━━━━━ RAW DATA ━━━━━
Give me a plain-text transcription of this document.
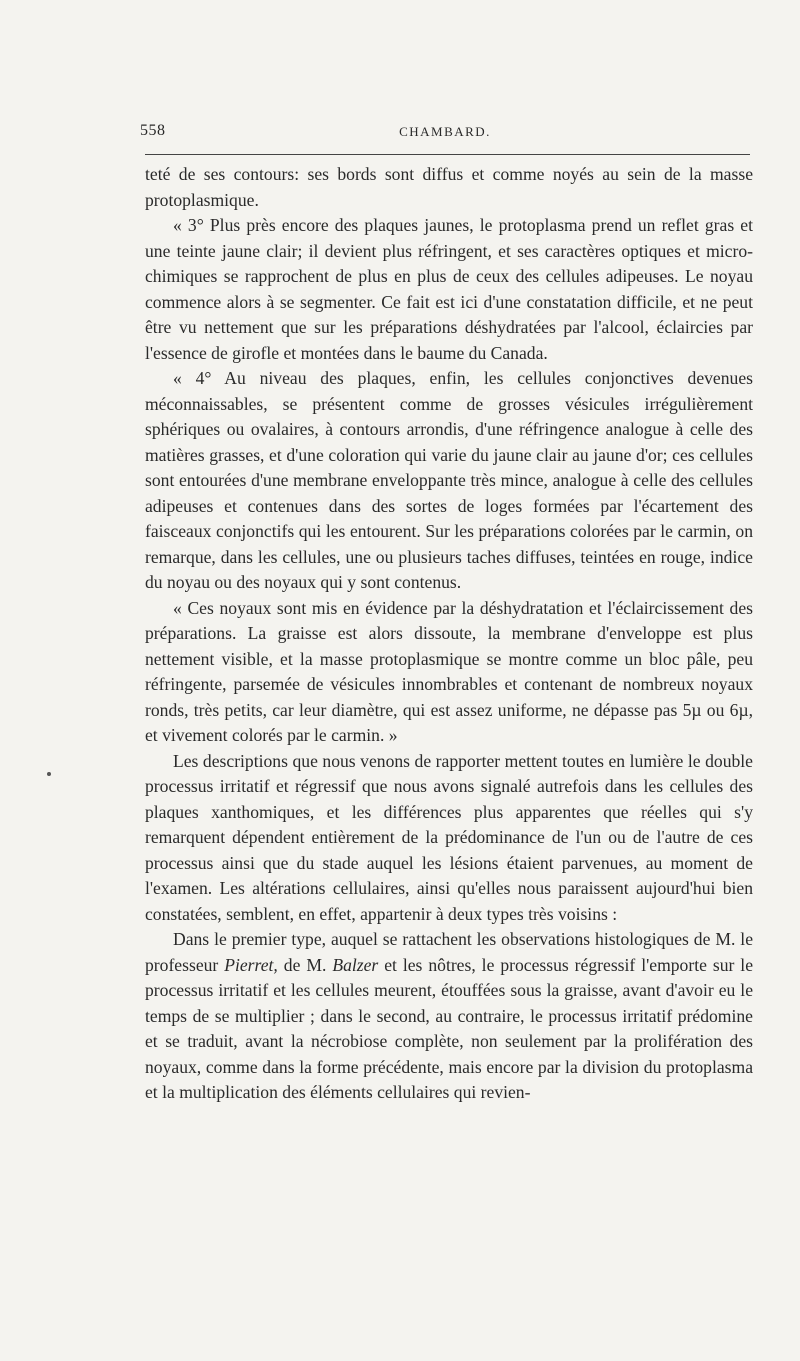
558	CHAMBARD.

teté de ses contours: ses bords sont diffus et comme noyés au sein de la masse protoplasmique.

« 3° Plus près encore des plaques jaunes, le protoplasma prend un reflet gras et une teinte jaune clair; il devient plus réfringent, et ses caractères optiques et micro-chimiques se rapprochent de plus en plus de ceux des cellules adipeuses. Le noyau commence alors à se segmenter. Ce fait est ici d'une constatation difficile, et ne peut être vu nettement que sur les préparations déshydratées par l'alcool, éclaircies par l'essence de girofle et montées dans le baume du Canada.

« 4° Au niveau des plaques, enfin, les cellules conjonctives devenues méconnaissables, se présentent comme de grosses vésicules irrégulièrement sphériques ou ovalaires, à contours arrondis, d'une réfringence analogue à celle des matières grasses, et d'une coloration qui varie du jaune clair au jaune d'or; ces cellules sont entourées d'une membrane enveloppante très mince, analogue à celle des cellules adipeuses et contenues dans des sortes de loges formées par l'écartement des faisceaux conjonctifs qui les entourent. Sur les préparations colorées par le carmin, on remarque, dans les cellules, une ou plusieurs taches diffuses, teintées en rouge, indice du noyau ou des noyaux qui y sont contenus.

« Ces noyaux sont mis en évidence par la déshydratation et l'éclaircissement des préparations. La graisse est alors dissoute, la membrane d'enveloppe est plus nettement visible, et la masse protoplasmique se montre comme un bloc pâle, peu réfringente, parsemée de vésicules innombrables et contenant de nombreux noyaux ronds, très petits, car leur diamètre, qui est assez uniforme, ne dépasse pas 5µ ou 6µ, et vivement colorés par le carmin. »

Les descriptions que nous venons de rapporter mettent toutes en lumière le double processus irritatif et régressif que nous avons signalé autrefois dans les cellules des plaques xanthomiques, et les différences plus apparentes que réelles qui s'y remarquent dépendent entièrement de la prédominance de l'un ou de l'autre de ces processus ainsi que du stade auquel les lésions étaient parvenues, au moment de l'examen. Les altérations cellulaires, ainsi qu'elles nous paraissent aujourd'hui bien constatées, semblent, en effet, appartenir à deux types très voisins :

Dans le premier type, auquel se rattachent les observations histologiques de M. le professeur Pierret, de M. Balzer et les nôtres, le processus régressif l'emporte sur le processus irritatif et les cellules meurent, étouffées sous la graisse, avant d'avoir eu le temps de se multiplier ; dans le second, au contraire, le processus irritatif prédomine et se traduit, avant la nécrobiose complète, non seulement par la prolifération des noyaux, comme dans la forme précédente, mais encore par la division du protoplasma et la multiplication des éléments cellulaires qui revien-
━━━━━
━━━━━ RAW DATA ━━━━━
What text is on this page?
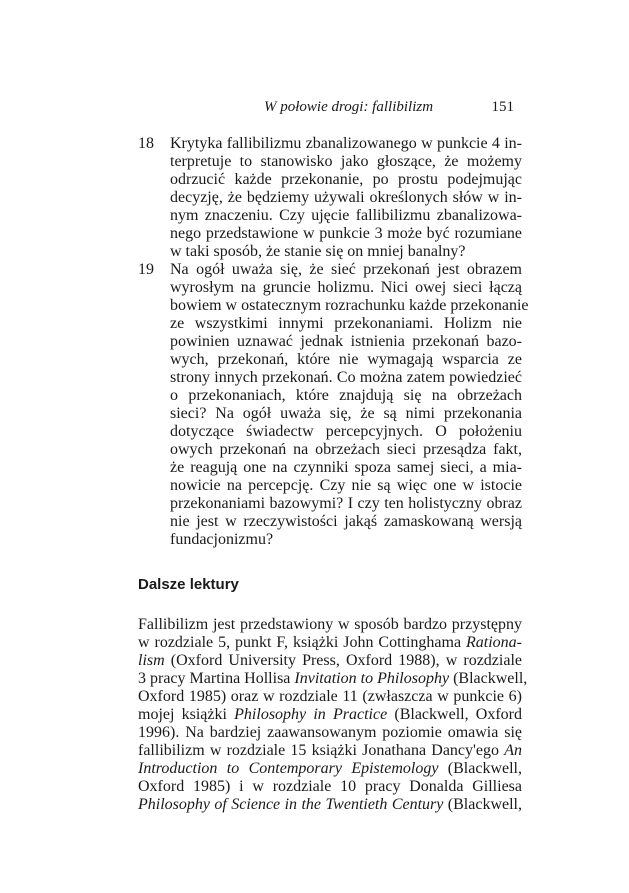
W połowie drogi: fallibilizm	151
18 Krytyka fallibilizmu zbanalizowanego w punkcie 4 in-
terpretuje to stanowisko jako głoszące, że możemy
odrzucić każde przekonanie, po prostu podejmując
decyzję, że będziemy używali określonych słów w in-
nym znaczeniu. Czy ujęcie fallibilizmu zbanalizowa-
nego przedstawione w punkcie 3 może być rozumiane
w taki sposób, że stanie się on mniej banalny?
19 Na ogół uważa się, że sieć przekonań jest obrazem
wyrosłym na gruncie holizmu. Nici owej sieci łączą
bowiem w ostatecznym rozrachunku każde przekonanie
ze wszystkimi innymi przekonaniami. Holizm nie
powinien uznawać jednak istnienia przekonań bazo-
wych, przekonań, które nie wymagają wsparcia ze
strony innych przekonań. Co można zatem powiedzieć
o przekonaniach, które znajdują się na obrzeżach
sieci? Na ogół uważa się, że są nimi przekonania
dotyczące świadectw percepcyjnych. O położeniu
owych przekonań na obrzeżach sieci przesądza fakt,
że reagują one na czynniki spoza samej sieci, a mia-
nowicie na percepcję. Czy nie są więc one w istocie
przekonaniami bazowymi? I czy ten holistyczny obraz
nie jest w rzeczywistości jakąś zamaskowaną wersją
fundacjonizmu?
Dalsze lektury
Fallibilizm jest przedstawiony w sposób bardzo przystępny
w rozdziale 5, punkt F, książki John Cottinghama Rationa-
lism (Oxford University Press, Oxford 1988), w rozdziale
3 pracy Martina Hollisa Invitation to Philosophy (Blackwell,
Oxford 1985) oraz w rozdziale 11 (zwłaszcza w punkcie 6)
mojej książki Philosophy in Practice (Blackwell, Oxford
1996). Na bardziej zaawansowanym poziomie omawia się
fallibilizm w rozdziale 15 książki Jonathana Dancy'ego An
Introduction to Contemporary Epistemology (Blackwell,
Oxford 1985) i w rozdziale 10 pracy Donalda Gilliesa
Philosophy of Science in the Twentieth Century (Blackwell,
━━━━━
» **AIM OF THE TASK**
Tell how many lines above contain the word "fallibilizmu". Give the number alone.

» **FULL RESPONSE**
2